Work instructions.
Transcribe everything in the data word for word. Pictures are left out.
---------- Given records ----------
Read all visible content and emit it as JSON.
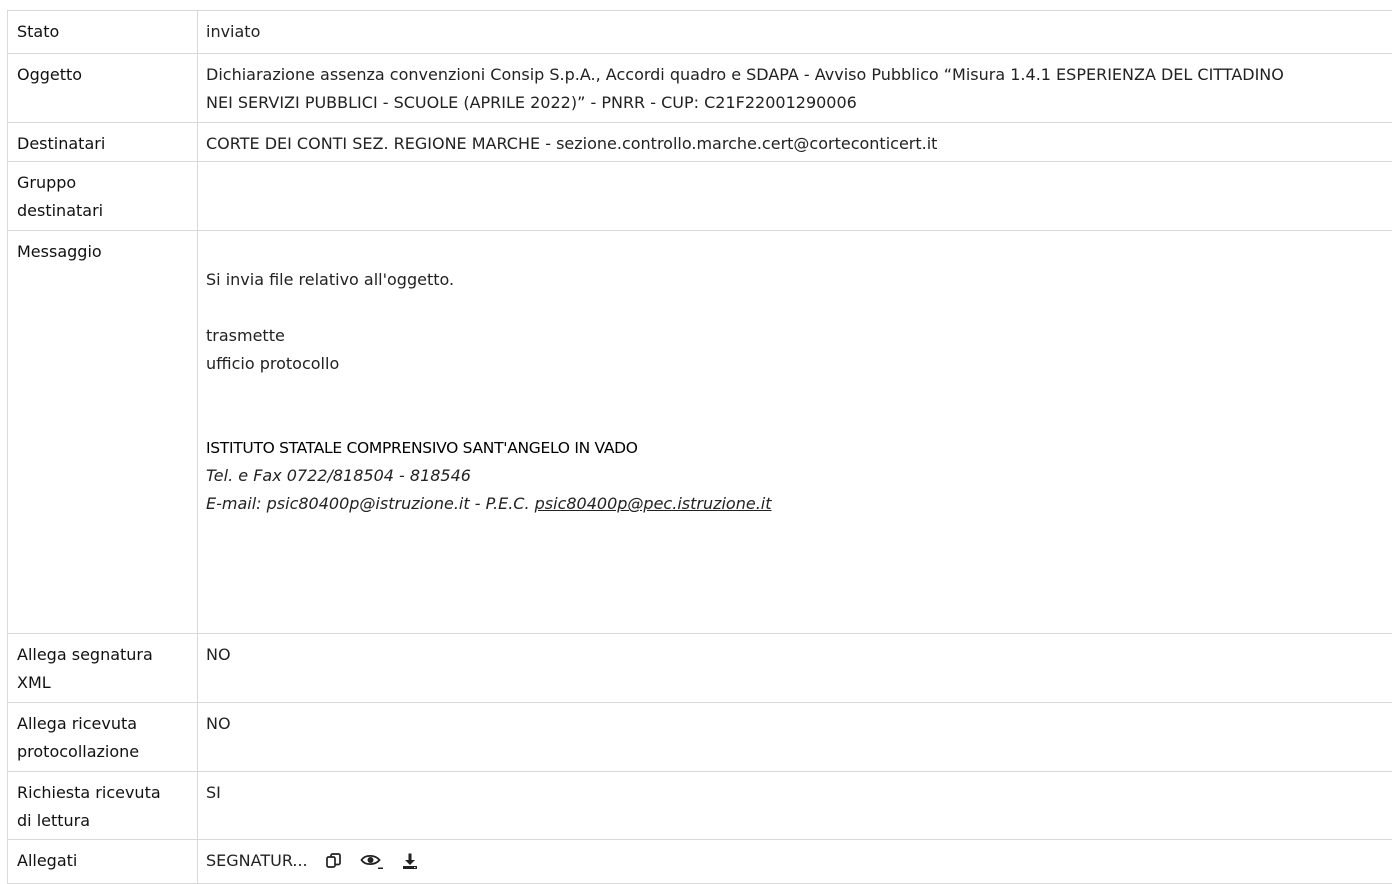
{
  "rows": {
    "stato": {
      "label": "Stato",
      "value": "inviato"
    },
    "oggetto": {
      "label": "Oggetto",
      "value_line1": "Dichiarazione assenza convenzioni Consip S.p.A., Accordi quadro e SDAPA - Avviso Pubblico “Misura 1.4.1 ESPERIENZA DEL CITTADINO",
      "value_line2": "NEI SERVIZI PUBBLICI - SCUOLE (APRILE 2022)” - PNRR - CUP: C21F22001290006"
    },
    "destinatari": {
      "label": "Destinatari",
      "value": "CORTE DEI CONTI SEZ. REGIONE MARCHE - sezione.controllo.marche.cert@corteconticert.it"
    },
    "gruppo_destinatari": {
      "label_line1": "Gruppo",
      "label_line2": "destinatari",
      "value": ""
    },
    "messaggio": {
      "label": "Messaggio",
      "intro": "Si invia file relativo all'oggetto.",
      "sender_line1": "trasmette",
      "sender_line2": "ufficio protocollo",
      "org_name": "ISTITUTO STATALE COMPRENSIVO SANT'ANGELO IN VADO",
      "tel": "Tel. e Fax 0722/818504 - 818546",
      "email_prefix": "E-mail: psic80400p@istruzione.it - P.E.C. ",
      "pec_link": "psic80400p@pec.istruzione.it"
    },
    "allega_segnatura": {
      "label_line1": "Allega segnatura",
      "label_line2": "XML",
      "value": "NO"
    },
    "allega_ricevuta": {
      "label_line1": "Allega ricevuta",
      "label_line2": "protocollazione",
      "value": "NO"
    },
    "richiesta_ricevuta": {
      "label_line1": "Richiesta ricevuta",
      "label_line2": "di lettura",
      "value": "SI"
    },
    "allegati": {
      "label": "Allegati",
      "file_name": "SEGNATUR...",
      "icons": [
        "copy-icon",
        "eye-icon",
        "download-icon"
      ]
    }
  }
}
----------
Exercise response.
Read all visible content and emit it as JSON.
{
  "rows": {
    "stato": {
      "label": "Stato",
      "value": "inviato"
    },
    "oggetto": {
      "label": "Oggetto",
      "value_line1": "Dichiarazione assenza convenzioni Consip S.p.A., Accordi quadro e SDAPA - Avviso Pubblico “Misura 1.4.1 ESPERIENZA DEL CITTADINO",
      "value_line2": "NEI SERVIZI PUBBLICI - SCUOLE (APRILE 2022)” - PNRR - CUP: C21F22001290006"
    },
    "destinatari": {
      "label": "Destinatari",
      "value": "CORTE DEI CONTI SEZ. REGIONE MARCHE - sezione.controllo.marche.cert@corteconticert.it"
    },
    "gruppo_destinatari": {
      "label_line1": "Gruppo",
      "label_line2": "destinatari",
      "value": ""
    },
    "messaggio": {
      "label": "Messaggio",
      "intro": "Si invia file relativo all'oggetto.",
      "sender_line1": "trasmette",
      "sender_line2": "ufficio protocollo",
      "org_name": "ISTITUTO STATALE COMPRENSIVO SANT'ANGELO IN VADO",
      "tel": "Tel. e Fax 0722/818504 - 818546",
      "email_prefix": "E-mail: psic80400p@istruzione.it - P.E.C. ",
      "pec_link": "psic80400p@pec.istruzione.it"
    },
    "allega_segnatura": {
      "label_line1": "Allega segnatura",
      "label_line2": "XML",
      "value": "NO"
    },
    "allega_ricevuta": {
      "label_line1": "Allega ricevuta",
      "label_line2": "protocollazione",
      "value": "NO"
    },
    "richiesta_ricevuta": {
      "label_line1": "Richiesta ricevuta",
      "label_line2": "di lettura",
      "value": "SI"
    },
    "allegati": {
      "label": "Allegati",
      "file_name": "SEGNATUR...",
      "icons": [
        "copy-icon",
        "eye-icon",
        "download-icon"
      ]
    }
  }
}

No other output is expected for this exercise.